What the task requires |
Scan the records below. List lines holding "ſwou".

--- start ---

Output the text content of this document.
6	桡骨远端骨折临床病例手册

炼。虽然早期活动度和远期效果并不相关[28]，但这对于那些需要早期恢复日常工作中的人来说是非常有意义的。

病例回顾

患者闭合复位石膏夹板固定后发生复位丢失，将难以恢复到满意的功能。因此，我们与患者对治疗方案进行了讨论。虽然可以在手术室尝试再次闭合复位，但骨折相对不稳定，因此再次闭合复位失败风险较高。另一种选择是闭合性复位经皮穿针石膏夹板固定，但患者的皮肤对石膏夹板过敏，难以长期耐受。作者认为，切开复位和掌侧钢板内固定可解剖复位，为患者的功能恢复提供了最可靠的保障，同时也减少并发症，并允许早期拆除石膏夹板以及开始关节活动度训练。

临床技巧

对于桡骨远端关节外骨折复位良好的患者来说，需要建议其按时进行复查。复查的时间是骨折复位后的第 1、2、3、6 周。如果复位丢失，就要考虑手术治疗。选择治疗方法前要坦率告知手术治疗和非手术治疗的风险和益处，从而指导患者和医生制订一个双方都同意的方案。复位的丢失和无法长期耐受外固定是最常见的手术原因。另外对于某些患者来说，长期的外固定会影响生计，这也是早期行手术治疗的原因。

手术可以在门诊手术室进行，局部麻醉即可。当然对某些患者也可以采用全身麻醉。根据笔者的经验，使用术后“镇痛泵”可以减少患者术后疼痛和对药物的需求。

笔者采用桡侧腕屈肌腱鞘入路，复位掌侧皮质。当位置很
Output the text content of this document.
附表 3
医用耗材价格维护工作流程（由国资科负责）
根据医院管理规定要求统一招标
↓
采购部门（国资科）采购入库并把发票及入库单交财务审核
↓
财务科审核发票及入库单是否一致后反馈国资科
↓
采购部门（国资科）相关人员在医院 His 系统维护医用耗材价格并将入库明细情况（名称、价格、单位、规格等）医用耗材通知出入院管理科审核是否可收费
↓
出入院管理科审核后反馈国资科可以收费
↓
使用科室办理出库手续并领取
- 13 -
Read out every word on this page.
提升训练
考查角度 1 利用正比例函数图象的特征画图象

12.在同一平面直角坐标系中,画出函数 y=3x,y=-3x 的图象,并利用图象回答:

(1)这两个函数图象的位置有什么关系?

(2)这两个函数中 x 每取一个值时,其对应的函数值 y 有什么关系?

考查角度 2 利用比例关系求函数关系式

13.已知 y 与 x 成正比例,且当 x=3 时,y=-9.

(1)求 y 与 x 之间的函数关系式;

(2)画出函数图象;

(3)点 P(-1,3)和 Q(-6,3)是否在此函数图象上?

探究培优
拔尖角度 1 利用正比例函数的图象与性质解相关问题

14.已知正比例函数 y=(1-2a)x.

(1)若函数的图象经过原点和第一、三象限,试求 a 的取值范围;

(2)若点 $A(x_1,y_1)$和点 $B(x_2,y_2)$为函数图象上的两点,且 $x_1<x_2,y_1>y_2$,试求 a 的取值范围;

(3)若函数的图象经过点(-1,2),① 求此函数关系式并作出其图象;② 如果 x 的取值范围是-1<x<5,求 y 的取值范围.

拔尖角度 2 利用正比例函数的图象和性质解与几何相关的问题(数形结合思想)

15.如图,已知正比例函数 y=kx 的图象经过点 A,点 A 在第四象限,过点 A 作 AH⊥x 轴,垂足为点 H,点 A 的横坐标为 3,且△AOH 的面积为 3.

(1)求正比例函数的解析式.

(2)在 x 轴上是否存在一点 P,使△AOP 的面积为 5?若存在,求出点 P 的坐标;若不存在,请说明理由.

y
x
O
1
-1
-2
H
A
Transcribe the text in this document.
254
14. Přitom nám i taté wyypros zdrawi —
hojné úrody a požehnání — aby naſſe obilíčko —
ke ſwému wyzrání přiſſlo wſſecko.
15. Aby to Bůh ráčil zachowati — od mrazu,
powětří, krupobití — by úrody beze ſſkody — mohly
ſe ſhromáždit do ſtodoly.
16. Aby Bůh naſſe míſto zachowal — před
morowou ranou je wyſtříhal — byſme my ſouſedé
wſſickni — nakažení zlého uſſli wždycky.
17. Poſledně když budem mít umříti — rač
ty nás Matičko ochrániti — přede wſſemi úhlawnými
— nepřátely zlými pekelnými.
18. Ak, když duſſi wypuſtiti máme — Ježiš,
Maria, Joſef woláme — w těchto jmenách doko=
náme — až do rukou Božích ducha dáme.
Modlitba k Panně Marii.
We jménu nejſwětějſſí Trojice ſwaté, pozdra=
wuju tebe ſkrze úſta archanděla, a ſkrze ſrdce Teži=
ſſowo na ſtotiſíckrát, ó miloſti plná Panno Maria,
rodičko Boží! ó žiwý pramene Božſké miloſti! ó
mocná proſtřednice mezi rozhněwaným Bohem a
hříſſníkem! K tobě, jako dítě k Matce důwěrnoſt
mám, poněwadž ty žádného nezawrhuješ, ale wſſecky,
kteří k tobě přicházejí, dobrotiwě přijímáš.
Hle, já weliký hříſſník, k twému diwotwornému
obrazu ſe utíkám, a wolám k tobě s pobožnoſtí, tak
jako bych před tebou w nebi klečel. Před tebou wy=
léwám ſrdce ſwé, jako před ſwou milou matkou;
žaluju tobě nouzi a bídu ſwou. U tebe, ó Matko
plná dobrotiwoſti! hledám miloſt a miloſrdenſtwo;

--- end ---

Exercise answer |
léwám ſrdce ſwé, jako před ſwou milou matkou;
žaluju tobě nouzi a bídu ſwou. U tebe, ó Matko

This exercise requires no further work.